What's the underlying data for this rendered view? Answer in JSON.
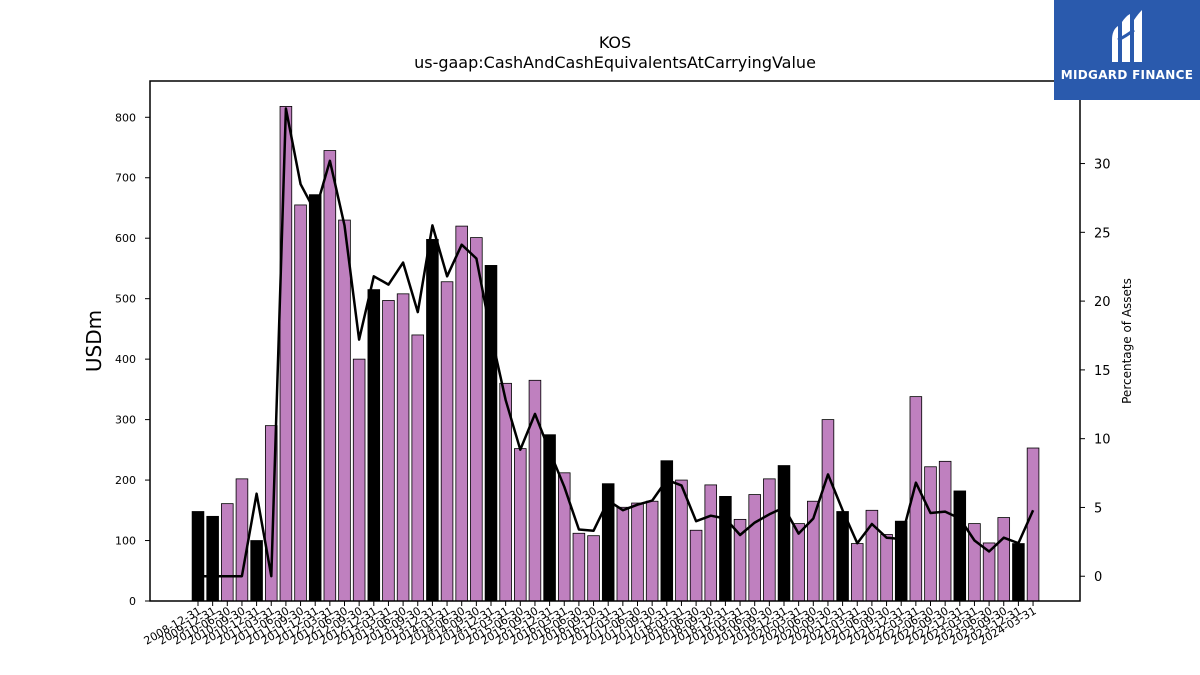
{
  "chart_data": {
    "type": "bar",
    "title": "KOS",
    "subtitle": "us-gaap:CashAndCashEquivalentsAtCarryingValue",
    "ylabel": "USDm",
    "y2label": "Percentage of Assets",
    "ylim": [
      0,
      860
    ],
    "y2lim": [
      -1.8,
      36
    ],
    "yticks": [
      0,
      100,
      200,
      300,
      400,
      500,
      600,
      700,
      800
    ],
    "y2ticks": [
      0,
      5,
      10,
      15,
      20,
      25,
      30
    ],
    "categories": [
      "2008-12-31",
      "2009-12-31",
      "2010-06-30",
      "2010-09-30",
      "2010-12-31",
      "2011-03-31",
      "2011-06-30",
      "2011-09-30",
      "2011-12-31",
      "2012-03-31",
      "2012-06-30",
      "2012-09-30",
      "2012-12-31",
      "2013-03-31",
      "2013-06-30",
      "2013-09-30",
      "2013-12-31",
      "2014-03-31",
      "2014-06-30",
      "2014-09-30",
      "2014-12-31",
      "2015-03-31",
      "2015-06-30",
      "2015-09-30",
      "2015-12-31",
      "2016-03-31",
      "2016-06-30",
      "2016-09-30",
      "2016-12-31",
      "2017-03-31",
      "2017-06-30",
      "2017-09-30",
      "2017-12-31",
      "2018-03-31",
      "2018-06-30",
      "2018-09-30",
      "2018-12-31",
      "2019-03-31",
      "2019-06-30",
      "2019-09-30",
      "2019-12-31",
      "2020-03-31",
      "2020-06-30",
      "2020-09-30",
      "2020-12-31",
      "2021-03-31",
      "2021-06-30",
      "2021-09-30",
      "2021-12-31",
      "2022-03-31",
      "2022-06-30",
      "2022-09-30",
      "2022-12-31",
      "2023-03-31",
      "2023-06-30",
      "2023-09-30",
      "2023-12-31",
      "2024-03-31"
    ],
    "series": [
      {
        "values": [
          148,
          140,
          161,
          202,
          100,
          290,
          818,
          655,
          672,
          745,
          630,
          400,
          515,
          497,
          508,
          440,
          598,
          528,
          620,
          601,
          555,
          360,
          252,
          365,
          275,
          212,
          112,
          108,
          194,
          155,
          162,
          165,
          232,
          200,
          117,
          192,
          173,
          135,
          176,
          202,
          224,
          128,
          165,
          300,
          148,
          95,
          150,
          110,
          132,
          338,
          222,
          231,
          182,
          128,
          96,
          138,
          95,
          253
        ]
      },
      {
        "values": [
          0,
          0,
          0,
          0,
          6,
          0,
          34,
          28.5,
          26.5,
          30.2,
          25.5,
          17.2,
          21.8,
          21.2,
          22.8,
          19.2,
          25.5,
          21.8,
          24.1,
          23.1,
          17.6,
          12.8,
          9.2,
          11.8,
          9.1,
          6.5,
          3.4,
          3.3,
          5.5,
          4.8,
          5.2,
          5.5,
          7,
          6.6,
          4,
          4.4,
          4.2,
          3,
          3.9,
          4.5,
          5,
          3.1,
          4.2,
          7.4,
          4.8,
          2.4,
          3.8,
          2.8,
          2.7,
          6.8,
          4.6,
          4.7,
          4.2,
          2.6,
          1.8,
          2.8,
          2.4,
          4.8
        ]
      }
    ],
    "annual_flags": [
      1,
      1,
      0,
      0,
      1,
      0,
      0,
      0,
      1,
      0,
      0,
      0,
      1,
      0,
      0,
      0,
      1,
      0,
      0,
      0,
      1,
      0,
      0,
      0,
      1,
      0,
      0,
      0,
      1,
      0,
      0,
      0,
      1,
      0,
      0,
      0,
      1,
      0,
      0,
      0,
      1,
      0,
      0,
      0,
      1,
      0,
      0,
      0,
      1,
      0,
      0,
      0,
      1,
      0,
      0,
      0,
      1,
      0
    ],
    "colors": {
      "annual": "#000000",
      "quarterly": "#bf80bf",
      "line": "#000000"
    }
  },
  "logo": {
    "text": "MIDGARD FINANCE",
    "bg": "#2a5aad"
  }
}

## WORK INSTRUCTIONS
Each record above must be returned exactly as written, with its pictures omitted.

## IN RESPONSE
What's the underlying data for this rendered view? Answer in JSON.
{
  "chart_data": {
    "type": "bar",
    "title": "KOS",
    "subtitle": "us-gaap:CashAndCashEquivalentsAtCarryingValue",
    "ylabel": "USDm",
    "y2label": "Percentage of Assets",
    "ylim": [
      0,
      860
    ],
    "y2lim": [
      -1.8,
      36
    ],
    "yticks": [
      0,
      100,
      200,
      300,
      400,
      500,
      600,
      700,
      800
    ],
    "y2ticks": [
      0,
      5,
      10,
      15,
      20,
      25,
      30
    ],
    "categories": [
      "2008-12-31",
      "2009-12-31",
      "2010-06-30",
      "2010-09-30",
      "2010-12-31",
      "2011-03-31",
      "2011-06-30",
      "2011-09-30",
      "2011-12-31",
      "2012-03-31",
      "2012-06-30",
      "2012-09-30",
      "2012-12-31",
      "2013-03-31",
      "2013-06-30",
      "2013-09-30",
      "2013-12-31",
      "2014-03-31",
      "2014-06-30",
      "2014-09-30",
      "2014-12-31",
      "2015-03-31",
      "2015-06-30",
      "2015-09-30",
      "2015-12-31",
      "2016-03-31",
      "2016-06-30",
      "2016-09-30",
      "2016-12-31",
      "2017-03-31",
      "2017-06-30",
      "2017-09-30",
      "2017-12-31",
      "2018-03-31",
      "2018-06-30",
      "2018-09-30",
      "2018-12-31",
      "2019-03-31",
      "2019-06-30",
      "2019-09-30",
      "2019-12-31",
      "2020-03-31",
      "2020-06-30",
      "2020-09-30",
      "2020-12-31",
      "2021-03-31",
      "2021-06-30",
      "2021-09-30",
      "2021-12-31",
      "2022-03-31",
      "2022-06-30",
      "2022-09-30",
      "2022-12-31",
      "2023-03-31",
      "2023-06-30",
      "2023-09-30",
      "2023-12-31",
      "2024-03-31"
    ],
    "series": [
      {
        "values": [
          148,
          140,
          161,
          202,
          100,
          290,
          818,
          655,
          672,
          745,
          630,
          400,
          515,
          497,
          508,
          440,
          598,
          528,
          620,
          601,
          555,
          360,
          252,
          365,
          275,
          212,
          112,
          108,
          194,
          155,
          162,
          165,
          232,
          200,
          117,
          192,
          173,
          135,
          176,
          202,
          224,
          128,
          165,
          300,
          148,
          95,
          150,
          110,
          132,
          338,
          222,
          231,
          182,
          128,
          96,
          138,
          95,
          253
        ]
      },
      {
        "values": [
          0,
          0,
          0,
          0,
          6,
          0,
          34,
          28.5,
          26.5,
          30.2,
          25.5,
          17.2,
          21.8,
          21.2,
          22.8,
          19.2,
          25.5,
          21.8,
          24.1,
          23.1,
          17.6,
          12.8,
          9.2,
          11.8,
          9.1,
          6.5,
          3.4,
          3.3,
          5.5,
          4.8,
          5.2,
          5.5,
          7,
          6.6,
          4,
          4.4,
          4.2,
          3,
          3.9,
          4.5,
          5,
          3.1,
          4.2,
          7.4,
          4.8,
          2.4,
          3.8,
          2.8,
          2.7,
          6.8,
          4.6,
          4.7,
          4.2,
          2.6,
          1.8,
          2.8,
          2.4,
          4.8
        ]
      }
    ],
    "annual_flags": [
      1,
      1,
      0,
      0,
      1,
      0,
      0,
      0,
      1,
      0,
      0,
      0,
      1,
      0,
      0,
      0,
      1,
      0,
      0,
      0,
      1,
      0,
      0,
      0,
      1,
      0,
      0,
      0,
      1,
      0,
      0,
      0,
      1,
      0,
      0,
      0,
      1,
      0,
      0,
      0,
      1,
      0,
      0,
      0,
      1,
      0,
      0,
      0,
      1,
      0,
      0,
      0,
      1,
      0,
      0,
      0,
      1,
      0
    ],
    "colors": {
      "annual": "#000000",
      "quarterly": "#bf80bf",
      "line": "#000000"
    }
  },
  "logo": {
    "text": "MIDGARD FINANCE",
    "bg": "#2a5aad"
  }
}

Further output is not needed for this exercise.